PASSAGE FOR REVIEW:
Centos7 / RHEL7 Services with SystemD + Systemctl For Dummies – Presto Example

History – SystemV & Init.d

Historically in Centos and RHEL, you would use system-v to run a service.  Basically an application (e.g. Spring Boot) would provide an init-d script and you would either place it in /etc/init.d or place a symbolic link from there to your script.

The scripts would have functions for start/stop/restart/status and they would follow some general conventions.  Then you could use “chkconfig” to turn the services on so they would start with the sysem when it rebooted.

SystemD and SystemCTL

Things have moved on a bit and now you can use SystemD instead.  It is a very nice alternative.  Basically, you put a “unit” file in /etc/systemd/system/.service.  This unit file has basic information on what type of application you are trying to run and how it works.  You can specify the working directory, etc as well.

Here is an example UNIT file for Facebook’s Presto application.  We would place this at /etc/systemd/system/presto.service.

[Unit]
Description=Presto
After=syslog.target network.target

[Service]
User=your-user-here
Type=forking
ExecStart=/opt/presto/current/bin/launcher start
ExecStop=/opt/presto/current/bin/launcher stop
WorkingDirectory=/opt/presto/current/bin/
Restart=always

[Install]
WantedBy=multi-user.target

Here are the important things to note about this:

  1. You specify the user the service will run as – it should have access to the actual program location.
  2. Type can be “forking” or “simple”.  Forking implies that you have specific start and stop commands to manage the service (i.e. it kind of manages itself).  Simple implies that you’re just running something like a bash script or a Java JAR that runs forever (so SystemD will just make sure to start it with the command you give and restart it if it fails).

DATA SHOWN:
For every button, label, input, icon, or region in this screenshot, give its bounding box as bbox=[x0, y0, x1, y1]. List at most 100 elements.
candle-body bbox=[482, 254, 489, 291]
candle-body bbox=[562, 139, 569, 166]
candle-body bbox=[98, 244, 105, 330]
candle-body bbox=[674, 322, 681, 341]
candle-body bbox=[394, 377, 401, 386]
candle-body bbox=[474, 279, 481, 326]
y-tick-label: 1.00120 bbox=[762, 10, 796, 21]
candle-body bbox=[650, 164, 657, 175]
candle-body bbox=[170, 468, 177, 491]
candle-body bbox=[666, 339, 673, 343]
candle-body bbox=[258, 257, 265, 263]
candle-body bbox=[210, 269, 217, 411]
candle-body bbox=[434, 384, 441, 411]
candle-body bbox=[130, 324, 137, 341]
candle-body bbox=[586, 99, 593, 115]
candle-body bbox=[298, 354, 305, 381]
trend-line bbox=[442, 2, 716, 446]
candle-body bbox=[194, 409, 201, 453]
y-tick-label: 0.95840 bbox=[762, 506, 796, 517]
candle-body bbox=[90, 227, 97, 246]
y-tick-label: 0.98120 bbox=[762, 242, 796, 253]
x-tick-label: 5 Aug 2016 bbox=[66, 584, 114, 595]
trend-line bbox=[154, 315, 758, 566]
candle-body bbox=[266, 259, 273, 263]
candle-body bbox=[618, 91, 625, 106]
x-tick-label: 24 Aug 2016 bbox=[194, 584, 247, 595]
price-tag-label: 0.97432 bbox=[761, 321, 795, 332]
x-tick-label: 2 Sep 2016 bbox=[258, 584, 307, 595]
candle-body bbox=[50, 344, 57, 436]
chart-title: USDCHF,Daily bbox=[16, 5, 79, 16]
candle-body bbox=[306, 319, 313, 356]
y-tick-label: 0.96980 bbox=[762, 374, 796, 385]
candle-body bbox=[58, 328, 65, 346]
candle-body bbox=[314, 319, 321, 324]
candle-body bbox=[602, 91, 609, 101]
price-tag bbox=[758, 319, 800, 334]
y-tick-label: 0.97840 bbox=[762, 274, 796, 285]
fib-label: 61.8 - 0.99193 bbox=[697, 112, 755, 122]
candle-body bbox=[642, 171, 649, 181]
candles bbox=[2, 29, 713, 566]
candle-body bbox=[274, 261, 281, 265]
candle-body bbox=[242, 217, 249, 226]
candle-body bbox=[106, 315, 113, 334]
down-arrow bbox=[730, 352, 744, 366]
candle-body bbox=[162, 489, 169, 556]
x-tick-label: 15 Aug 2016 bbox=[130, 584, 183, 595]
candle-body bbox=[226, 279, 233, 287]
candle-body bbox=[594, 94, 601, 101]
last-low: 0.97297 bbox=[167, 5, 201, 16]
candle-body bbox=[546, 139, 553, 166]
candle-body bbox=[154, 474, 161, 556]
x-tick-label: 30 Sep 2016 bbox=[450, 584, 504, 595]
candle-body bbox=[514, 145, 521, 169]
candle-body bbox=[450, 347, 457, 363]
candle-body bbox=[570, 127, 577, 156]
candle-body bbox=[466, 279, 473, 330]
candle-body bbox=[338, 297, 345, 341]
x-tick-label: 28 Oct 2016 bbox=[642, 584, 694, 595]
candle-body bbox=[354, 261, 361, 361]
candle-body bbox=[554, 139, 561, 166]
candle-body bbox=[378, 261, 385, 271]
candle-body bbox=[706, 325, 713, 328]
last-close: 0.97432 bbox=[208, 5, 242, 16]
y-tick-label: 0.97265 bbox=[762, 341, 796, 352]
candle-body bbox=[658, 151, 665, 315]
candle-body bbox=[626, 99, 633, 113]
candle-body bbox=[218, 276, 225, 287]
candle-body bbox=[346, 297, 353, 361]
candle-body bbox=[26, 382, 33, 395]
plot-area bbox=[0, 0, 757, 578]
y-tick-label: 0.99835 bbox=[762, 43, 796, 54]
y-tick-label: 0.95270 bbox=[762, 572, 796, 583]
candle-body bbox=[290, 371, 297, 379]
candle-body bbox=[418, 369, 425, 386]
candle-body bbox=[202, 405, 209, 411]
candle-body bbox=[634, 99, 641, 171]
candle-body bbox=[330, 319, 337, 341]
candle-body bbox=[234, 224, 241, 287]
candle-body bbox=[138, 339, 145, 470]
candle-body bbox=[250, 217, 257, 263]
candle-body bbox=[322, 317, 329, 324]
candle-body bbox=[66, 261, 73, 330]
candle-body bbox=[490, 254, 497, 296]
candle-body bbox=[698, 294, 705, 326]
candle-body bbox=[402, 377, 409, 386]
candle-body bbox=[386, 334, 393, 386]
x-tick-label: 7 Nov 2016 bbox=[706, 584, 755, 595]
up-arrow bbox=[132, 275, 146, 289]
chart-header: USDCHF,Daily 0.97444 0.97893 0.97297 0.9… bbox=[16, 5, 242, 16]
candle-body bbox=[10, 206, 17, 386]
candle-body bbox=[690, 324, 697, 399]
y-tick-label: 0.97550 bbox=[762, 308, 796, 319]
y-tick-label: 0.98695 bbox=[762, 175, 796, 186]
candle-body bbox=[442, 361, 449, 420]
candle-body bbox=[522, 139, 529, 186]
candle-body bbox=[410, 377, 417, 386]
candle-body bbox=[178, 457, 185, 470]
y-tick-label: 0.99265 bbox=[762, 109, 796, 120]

WORK INSTRUCTION: In the systemd guide above, rewrite the paragraph beginning "Historically in Centos and RHEL" as a short bulleted list that keeps its main facts.

SOLVED PROBLEM:
- In Centos and RHEL, services were historically run with system-v.
- An application (e.g. Spring Boot) provided an init-d script.
- The script was placed in /etc/init.d, or a symbolic link to it was placed there.